Please retype the records below exactly, leaving out any pictures.

● EXTRACTED DATA
=====

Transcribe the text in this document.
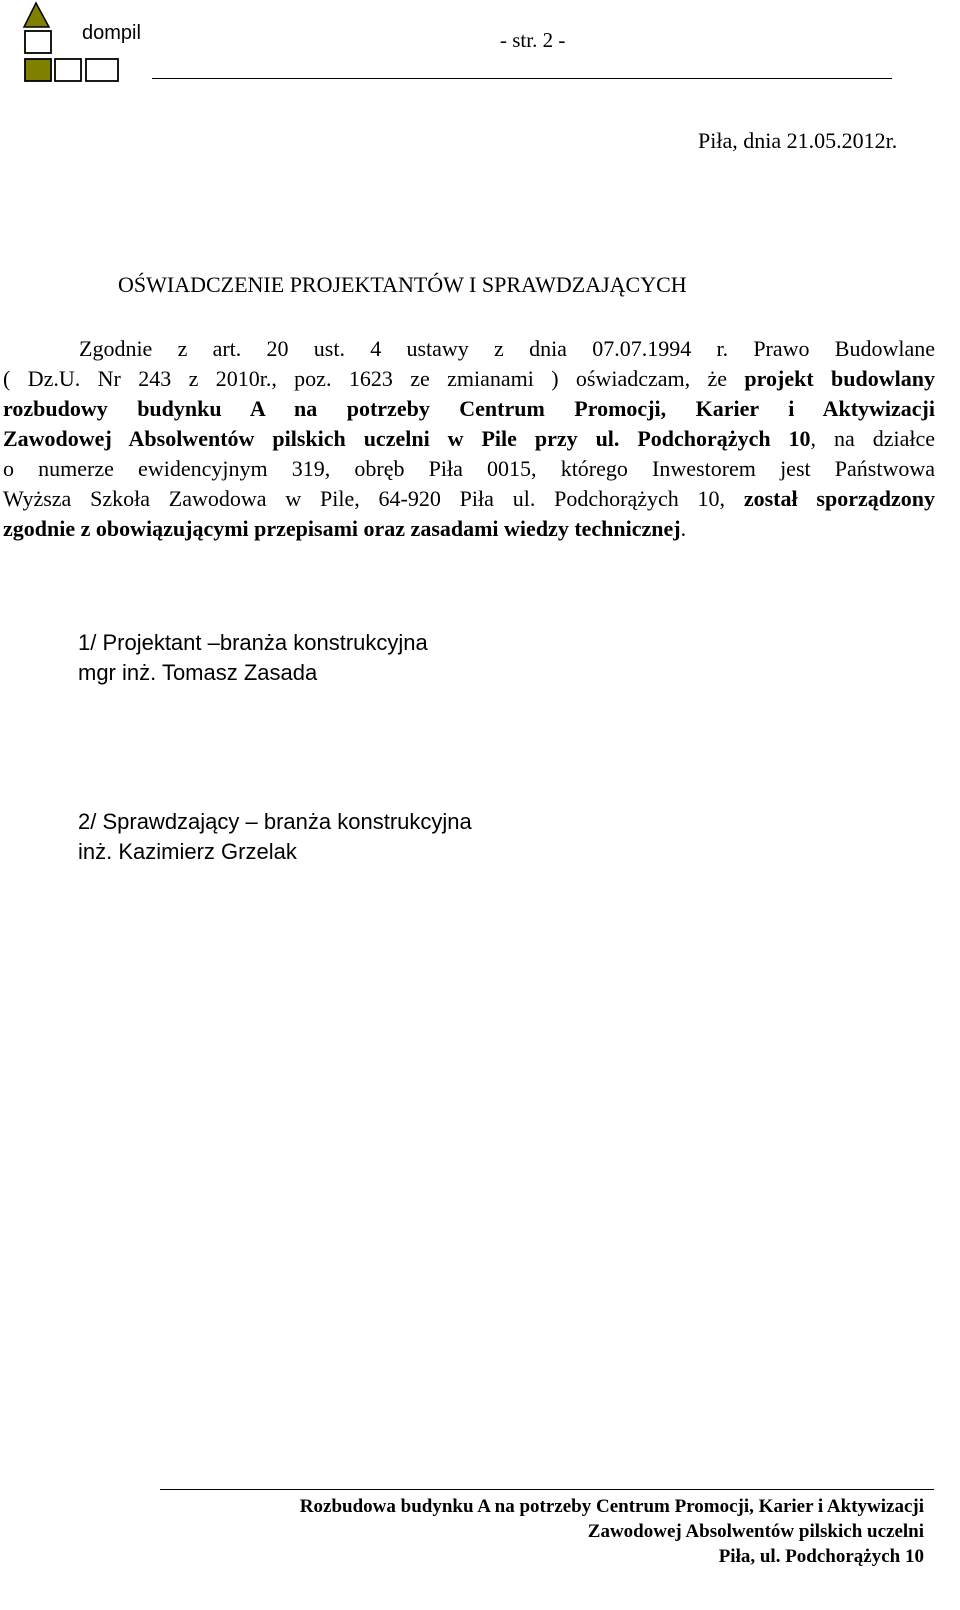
dompil	- str. 2 -
Piła, dnia 21.05.2012r.
OŚWIADCZENIE PROJEKTANTÓW I SPRAWDZAJĄCYCH
Zgodnie z art. 20 ust. 4 ustawy z dnia 07.07.1994 r. Prawo Budowlane
( Dz.U. Nr 243 z 2010r., poz. 1623 ze zmianami ) oświadczam, że projekt budowlany
rozbudowy budynku A na potrzeby Centrum Promocji, Karier i Aktywizacji
Zawodowej Absolwentów pilskich uczelni w Pile przy ul. Podchorążych 10, na działce
o numerze ewidencyjnym 319, obręb Piła 0015, którego Inwestorem jest Państwowa
Wyższa Szkoła Zawodowa w Pile, 64-920 Piła ul. Podchorążych 10, został sporządzony
zgodnie z obowiązującymi przepisami oraz zasadami wiedzy technicznej.
1/ Projektant –branża konstrukcyjna
mgr inż. Tomasz Zasada
2/ Sprawdzający – branża konstrukcyjna
inż. Kazimierz Grzelak
Rozbudowa budynku A na potrzeby Centrum Promocji, Karier i Aktywizacji
Zawodowej Absolwentów pilskich uczelni
Piła, ul. Podchorążych 10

=====

● COMPLETED TASK
Transcribe the text in this document.
dompil	- str. 2 -
Piła, dnia 21.05.2012r.
OŚWIADCZENIE PROJEKTANTÓW I SPRAWDZAJĄCYCH
Zgodnie z art. 20 ust. 4 ustawy z dnia 07.07.1994 r. Prawo Budowlane
( Dz.U. Nr 243 z 2010r., poz. 1623 ze zmianami ) oświadczam, że projekt budowlany
rozbudowy budynku A na potrzeby Centrum Promocji, Karier i Aktywizacji
Zawodowej Absolwentów pilskich uczelni w Pile przy ul. Podchorążych 10, na działce
o numerze ewidencyjnym 319, obręb Piła 0015, którego Inwestorem jest Państwowa
Wyższa Szkoła Zawodowa w Pile, 64-920 Piła ul. Podchorążych 10, został sporządzony
zgodnie z obowiązującymi przepisami oraz zasadami wiedzy technicznej.
1/ Projektant –branża konstrukcyjna
mgr inż. Tomasz Zasada
2/ Sprawdzający – branża konstrukcyjna
inż. Kazimierz Grzelak
Rozbudowa budynku A na potrzeby Centrum Promocji, Karier i Aktywizacji
Zawodowej Absolwentów pilskich uczelni
Piła, ul. Podchorążych 10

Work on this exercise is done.